[START EXTRACTED ENTRIES]

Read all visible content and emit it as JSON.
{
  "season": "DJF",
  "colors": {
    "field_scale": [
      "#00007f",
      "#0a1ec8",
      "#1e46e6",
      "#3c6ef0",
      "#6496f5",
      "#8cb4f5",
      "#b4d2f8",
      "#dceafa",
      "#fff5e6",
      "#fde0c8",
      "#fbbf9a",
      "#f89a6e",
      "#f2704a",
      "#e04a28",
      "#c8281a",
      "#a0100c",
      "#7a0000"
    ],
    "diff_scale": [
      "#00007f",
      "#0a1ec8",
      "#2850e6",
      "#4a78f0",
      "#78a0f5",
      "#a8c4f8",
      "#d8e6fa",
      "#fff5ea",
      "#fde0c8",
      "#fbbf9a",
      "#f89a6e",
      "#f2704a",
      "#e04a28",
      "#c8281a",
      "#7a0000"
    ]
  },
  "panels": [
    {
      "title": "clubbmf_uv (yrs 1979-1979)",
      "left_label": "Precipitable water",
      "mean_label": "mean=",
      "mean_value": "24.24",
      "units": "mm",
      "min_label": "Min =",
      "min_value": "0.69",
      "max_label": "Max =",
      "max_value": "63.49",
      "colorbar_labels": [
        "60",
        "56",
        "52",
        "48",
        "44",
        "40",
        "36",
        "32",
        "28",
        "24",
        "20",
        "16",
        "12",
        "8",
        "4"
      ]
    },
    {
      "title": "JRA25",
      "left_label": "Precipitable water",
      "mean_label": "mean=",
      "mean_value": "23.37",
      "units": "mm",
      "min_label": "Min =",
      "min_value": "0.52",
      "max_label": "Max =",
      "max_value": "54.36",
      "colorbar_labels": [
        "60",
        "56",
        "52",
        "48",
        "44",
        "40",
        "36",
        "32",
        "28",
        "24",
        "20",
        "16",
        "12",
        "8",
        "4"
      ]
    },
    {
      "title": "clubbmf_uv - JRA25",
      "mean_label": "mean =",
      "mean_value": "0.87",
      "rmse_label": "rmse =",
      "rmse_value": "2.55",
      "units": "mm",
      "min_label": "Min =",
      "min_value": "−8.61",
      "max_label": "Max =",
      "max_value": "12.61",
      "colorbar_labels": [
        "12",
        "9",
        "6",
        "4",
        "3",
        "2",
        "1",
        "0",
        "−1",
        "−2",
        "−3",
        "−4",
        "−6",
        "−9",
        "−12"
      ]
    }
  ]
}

[END EXTRACTED ENTRIES]

STATED GOAL. Print the listing above in full, exactly as it is.

FINAL RESULT.
Read all visible content and emit it as JSON.
{
  "season": "DJF",
  "colors": {
    "field_scale": [
      "#00007f",
      "#0a1ec8",
      "#1e46e6",
      "#3c6ef0",
      "#6496f5",
      "#8cb4f5",
      "#b4d2f8",
      "#dceafa",
      "#fff5e6",
      "#fde0c8",
      "#fbbf9a",
      "#f89a6e",
      "#f2704a",
      "#e04a28",
      "#c8281a",
      "#a0100c",
      "#7a0000"
    ],
    "diff_scale": [
      "#00007f",
      "#0a1ec8",
      "#2850e6",
      "#4a78f0",
      "#78a0f5",
      "#a8c4f8",
      "#d8e6fa",
      "#fff5ea",
      "#fde0c8",
      "#fbbf9a",
      "#f89a6e",
      "#f2704a",
      "#e04a28",
      "#c8281a",
      "#7a0000"
    ]
  },
  "panels": [
    {
      "title": "clubbmf_uv (yrs 1979-1979)",
      "left_label": "Precipitable water",
      "mean_label": "mean=",
      "mean_value": "24.24",
      "units": "mm",
      "min_label": "Min =",
      "min_value": "0.69",
      "max_label": "Max =",
      "max_value": "63.49",
      "colorbar_labels": [
        "60",
        "56",
        "52",
        "48",
        "44",
        "40",
        "36",
        "32",
        "28",
        "24",
        "20",
        "16",
        "12",
        "8",
        "4"
      ]
    },
    {
      "title": "JRA25",
      "left_label": "Precipitable water",
      "mean_label": "mean=",
      "mean_value": "23.37",
      "units": "mm",
      "min_label": "Min =",
      "min_value": "0.52",
      "max_label": "Max =",
      "max_value": "54.36",
      "colorbar_labels": [
        "60",
        "56",
        "52",
        "48",
        "44",
        "40",
        "36",
        "32",
        "28",
        "24",
        "20",
        "16",
        "12",
        "8",
        "4"
      ]
    },
    {
      "title": "clubbmf_uv - JRA25",
      "mean_label": "mean =",
      "mean_value": "0.87",
      "rmse_label": "rmse =",
      "rmse_value": "2.55",
      "units": "mm",
      "min_label": "Min =",
      "min_value": "−8.61",
      "max_label": "Max =",
      "max_value": "12.61",
      "colorbar_labels": [
        "12",
        "9",
        "6",
        "4",
        "3",
        "2",
        "1",
        "0",
        "−1",
        "−2",
        "−3",
        "−4",
        "−6",
        "−9",
        "−12"
      ]
    }
  ]
}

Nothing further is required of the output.